Required task: List each line of the data that holds the word "trafic".
>> start Extracted information
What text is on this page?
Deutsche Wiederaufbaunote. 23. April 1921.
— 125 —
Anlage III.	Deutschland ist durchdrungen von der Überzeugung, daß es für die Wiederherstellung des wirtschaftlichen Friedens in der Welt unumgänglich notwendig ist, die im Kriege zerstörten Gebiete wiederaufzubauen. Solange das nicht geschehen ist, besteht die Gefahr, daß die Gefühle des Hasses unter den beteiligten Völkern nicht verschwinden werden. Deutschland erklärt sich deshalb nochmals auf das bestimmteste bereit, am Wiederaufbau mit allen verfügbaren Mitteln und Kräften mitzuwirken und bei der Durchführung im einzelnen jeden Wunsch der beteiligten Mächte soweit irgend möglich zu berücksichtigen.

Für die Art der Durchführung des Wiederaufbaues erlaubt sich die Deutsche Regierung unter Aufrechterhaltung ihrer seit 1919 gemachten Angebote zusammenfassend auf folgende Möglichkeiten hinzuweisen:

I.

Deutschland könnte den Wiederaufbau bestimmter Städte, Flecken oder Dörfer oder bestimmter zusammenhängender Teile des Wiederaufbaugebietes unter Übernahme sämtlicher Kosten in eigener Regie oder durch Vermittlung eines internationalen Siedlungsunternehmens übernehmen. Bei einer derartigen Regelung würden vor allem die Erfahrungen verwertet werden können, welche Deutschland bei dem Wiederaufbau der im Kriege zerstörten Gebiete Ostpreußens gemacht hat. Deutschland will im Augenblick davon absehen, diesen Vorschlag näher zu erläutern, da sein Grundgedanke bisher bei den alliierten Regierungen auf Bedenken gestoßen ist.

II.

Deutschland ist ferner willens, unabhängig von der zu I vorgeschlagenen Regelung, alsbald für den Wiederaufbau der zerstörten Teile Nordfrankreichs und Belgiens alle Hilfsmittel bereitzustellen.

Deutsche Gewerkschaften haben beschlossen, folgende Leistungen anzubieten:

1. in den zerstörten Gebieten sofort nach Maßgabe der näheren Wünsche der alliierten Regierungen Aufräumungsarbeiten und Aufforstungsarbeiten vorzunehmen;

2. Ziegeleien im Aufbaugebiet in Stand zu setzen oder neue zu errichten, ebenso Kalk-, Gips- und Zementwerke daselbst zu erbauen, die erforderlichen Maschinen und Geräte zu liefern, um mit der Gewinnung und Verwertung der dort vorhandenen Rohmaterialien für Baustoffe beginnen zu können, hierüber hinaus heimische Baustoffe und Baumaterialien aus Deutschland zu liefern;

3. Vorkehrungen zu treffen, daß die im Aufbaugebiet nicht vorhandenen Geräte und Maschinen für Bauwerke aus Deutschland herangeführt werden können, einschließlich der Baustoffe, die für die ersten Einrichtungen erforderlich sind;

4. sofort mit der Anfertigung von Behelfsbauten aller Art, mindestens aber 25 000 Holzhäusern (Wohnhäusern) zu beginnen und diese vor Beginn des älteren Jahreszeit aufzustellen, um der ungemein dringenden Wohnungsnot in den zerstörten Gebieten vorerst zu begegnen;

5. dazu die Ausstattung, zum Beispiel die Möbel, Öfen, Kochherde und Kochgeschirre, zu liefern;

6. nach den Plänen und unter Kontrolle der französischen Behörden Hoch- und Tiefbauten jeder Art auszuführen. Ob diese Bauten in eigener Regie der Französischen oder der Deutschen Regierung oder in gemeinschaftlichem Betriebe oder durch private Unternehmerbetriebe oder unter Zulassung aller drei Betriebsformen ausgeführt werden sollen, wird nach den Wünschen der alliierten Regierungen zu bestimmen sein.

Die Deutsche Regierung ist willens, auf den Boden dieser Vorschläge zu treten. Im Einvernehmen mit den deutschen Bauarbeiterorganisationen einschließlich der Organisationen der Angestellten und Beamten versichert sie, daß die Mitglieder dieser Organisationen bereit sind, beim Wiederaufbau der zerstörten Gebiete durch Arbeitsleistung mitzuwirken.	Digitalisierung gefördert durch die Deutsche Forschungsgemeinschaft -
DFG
>> end Extracted information
>> start Extracted information
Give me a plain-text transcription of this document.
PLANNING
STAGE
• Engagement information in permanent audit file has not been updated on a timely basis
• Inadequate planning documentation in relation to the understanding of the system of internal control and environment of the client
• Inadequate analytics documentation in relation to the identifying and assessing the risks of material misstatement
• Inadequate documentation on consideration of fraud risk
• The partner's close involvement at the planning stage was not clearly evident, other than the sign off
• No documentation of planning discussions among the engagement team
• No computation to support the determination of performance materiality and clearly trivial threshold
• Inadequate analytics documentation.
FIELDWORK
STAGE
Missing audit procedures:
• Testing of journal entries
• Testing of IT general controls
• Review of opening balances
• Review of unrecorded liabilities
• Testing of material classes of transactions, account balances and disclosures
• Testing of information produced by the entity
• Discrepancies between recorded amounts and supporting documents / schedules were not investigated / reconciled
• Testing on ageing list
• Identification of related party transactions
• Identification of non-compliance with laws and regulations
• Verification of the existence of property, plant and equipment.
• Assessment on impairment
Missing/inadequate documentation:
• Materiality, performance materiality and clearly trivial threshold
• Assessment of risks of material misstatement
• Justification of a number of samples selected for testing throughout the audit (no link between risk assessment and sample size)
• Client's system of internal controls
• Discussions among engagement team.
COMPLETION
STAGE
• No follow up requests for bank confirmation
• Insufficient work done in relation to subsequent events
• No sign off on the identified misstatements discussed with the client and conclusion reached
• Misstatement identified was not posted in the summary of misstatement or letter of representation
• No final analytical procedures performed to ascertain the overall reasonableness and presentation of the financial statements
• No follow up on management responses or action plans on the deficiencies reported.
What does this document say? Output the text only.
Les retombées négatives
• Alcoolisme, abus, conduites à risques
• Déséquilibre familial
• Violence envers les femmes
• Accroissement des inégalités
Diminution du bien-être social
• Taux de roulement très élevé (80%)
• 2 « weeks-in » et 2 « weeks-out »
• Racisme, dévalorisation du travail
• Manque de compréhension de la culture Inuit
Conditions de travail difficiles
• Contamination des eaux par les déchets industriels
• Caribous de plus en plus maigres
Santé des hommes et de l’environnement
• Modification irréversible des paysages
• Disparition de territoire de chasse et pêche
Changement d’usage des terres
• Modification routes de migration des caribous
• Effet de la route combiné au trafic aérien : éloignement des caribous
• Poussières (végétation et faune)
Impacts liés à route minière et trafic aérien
>> end Extracted information
Result for this task:
• Effet de la route combiné au trafic aérien : éloignement des caribous
Impacts liés à route minière et trafic aérien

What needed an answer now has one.